## start Data for this task
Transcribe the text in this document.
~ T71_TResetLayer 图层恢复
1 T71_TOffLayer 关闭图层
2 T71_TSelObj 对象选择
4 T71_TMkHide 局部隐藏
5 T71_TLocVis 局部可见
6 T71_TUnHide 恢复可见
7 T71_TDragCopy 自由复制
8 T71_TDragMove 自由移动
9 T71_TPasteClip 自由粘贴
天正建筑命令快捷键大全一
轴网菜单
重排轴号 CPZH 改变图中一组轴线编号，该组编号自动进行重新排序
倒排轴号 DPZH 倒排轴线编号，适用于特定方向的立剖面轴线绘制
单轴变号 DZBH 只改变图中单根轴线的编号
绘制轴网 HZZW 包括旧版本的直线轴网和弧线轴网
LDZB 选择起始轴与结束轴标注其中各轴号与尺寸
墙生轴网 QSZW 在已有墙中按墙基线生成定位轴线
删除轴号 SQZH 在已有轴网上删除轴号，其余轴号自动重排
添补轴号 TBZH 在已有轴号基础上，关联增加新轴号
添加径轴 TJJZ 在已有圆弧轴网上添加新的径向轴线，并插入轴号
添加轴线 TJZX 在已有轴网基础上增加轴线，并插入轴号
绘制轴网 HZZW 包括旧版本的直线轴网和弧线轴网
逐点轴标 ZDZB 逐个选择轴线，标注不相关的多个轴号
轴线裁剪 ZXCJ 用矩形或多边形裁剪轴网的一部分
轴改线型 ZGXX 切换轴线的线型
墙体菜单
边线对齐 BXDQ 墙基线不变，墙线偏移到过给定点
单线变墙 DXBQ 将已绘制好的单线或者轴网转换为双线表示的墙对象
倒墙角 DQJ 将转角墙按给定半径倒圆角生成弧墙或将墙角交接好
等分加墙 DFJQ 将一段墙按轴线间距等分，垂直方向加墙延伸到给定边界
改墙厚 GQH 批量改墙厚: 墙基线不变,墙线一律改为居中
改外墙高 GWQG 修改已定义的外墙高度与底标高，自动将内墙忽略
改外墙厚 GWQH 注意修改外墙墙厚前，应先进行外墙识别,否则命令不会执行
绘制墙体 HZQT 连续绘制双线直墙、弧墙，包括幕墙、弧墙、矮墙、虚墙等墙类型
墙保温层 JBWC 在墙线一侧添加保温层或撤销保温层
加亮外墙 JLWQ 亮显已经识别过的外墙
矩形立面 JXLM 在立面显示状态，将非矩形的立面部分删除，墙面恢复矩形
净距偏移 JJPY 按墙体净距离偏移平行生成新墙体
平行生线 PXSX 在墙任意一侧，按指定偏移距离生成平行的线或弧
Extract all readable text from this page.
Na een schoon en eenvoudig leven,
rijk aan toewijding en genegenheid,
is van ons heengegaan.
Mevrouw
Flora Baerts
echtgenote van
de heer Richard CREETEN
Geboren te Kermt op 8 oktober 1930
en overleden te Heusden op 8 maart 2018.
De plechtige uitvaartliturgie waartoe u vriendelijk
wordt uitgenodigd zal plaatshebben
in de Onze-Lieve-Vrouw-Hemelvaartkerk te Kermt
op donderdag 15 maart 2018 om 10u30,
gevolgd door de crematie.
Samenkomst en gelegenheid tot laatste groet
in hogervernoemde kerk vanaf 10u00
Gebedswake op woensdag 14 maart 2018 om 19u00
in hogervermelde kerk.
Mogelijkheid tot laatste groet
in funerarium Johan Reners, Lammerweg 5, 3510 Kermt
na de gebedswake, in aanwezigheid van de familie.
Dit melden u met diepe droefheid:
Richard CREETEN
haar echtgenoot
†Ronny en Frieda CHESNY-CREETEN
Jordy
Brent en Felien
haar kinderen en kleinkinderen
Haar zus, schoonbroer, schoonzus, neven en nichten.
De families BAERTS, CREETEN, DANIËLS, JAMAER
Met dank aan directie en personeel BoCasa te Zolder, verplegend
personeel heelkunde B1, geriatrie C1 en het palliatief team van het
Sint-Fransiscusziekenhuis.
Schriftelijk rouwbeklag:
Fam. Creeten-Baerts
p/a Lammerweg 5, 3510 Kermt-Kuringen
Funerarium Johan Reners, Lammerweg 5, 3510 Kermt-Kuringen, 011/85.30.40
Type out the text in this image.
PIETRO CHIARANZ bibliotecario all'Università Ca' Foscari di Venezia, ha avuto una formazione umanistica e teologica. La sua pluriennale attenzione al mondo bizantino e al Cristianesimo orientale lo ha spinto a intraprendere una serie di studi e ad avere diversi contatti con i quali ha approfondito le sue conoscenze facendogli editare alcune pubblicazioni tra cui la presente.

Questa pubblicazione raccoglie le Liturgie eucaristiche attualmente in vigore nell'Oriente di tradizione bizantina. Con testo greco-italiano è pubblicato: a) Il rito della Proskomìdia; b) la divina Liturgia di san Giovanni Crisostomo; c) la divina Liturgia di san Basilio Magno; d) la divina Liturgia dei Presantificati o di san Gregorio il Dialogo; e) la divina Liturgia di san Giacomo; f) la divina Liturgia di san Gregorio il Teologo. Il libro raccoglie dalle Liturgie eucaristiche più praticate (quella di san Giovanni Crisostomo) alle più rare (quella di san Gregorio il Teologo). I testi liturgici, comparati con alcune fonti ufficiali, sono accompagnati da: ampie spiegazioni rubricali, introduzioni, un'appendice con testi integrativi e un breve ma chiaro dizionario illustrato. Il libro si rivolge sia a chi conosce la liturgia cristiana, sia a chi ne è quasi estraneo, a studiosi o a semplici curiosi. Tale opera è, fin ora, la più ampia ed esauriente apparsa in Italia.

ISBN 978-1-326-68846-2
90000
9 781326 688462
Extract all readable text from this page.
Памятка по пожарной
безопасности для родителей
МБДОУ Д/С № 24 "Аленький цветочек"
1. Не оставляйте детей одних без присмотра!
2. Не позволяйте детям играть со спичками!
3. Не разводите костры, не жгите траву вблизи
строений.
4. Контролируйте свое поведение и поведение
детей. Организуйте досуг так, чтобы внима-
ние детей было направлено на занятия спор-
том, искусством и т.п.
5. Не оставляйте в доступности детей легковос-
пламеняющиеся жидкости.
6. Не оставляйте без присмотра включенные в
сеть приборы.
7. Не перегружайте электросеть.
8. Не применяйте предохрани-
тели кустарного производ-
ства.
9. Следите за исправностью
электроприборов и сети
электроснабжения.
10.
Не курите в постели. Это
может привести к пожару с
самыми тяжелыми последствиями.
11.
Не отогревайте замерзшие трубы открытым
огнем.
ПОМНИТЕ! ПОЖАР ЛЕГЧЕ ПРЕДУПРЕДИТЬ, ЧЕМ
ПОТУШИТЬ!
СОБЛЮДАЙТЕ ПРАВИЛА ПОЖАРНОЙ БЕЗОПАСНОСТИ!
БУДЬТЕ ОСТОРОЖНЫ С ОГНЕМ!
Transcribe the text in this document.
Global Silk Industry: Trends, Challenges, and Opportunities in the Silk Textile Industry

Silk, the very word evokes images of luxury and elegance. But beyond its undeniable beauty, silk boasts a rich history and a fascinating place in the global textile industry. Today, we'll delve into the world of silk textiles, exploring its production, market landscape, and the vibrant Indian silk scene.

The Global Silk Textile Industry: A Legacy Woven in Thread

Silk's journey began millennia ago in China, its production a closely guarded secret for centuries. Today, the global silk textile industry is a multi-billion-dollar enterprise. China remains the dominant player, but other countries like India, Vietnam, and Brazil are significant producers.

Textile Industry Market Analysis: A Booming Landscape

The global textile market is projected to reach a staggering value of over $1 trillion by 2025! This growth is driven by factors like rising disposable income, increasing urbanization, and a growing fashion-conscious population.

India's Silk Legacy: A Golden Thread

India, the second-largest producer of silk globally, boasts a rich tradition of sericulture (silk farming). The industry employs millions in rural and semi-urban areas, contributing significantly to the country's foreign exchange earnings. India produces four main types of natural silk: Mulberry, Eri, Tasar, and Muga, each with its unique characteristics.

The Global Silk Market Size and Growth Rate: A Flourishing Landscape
## end Data for this task
## What to produce
Using the records above, pull out each line where the word "Richard" occurs.

## Expected answer
de heer Richard CREETEN
Richard CREETEN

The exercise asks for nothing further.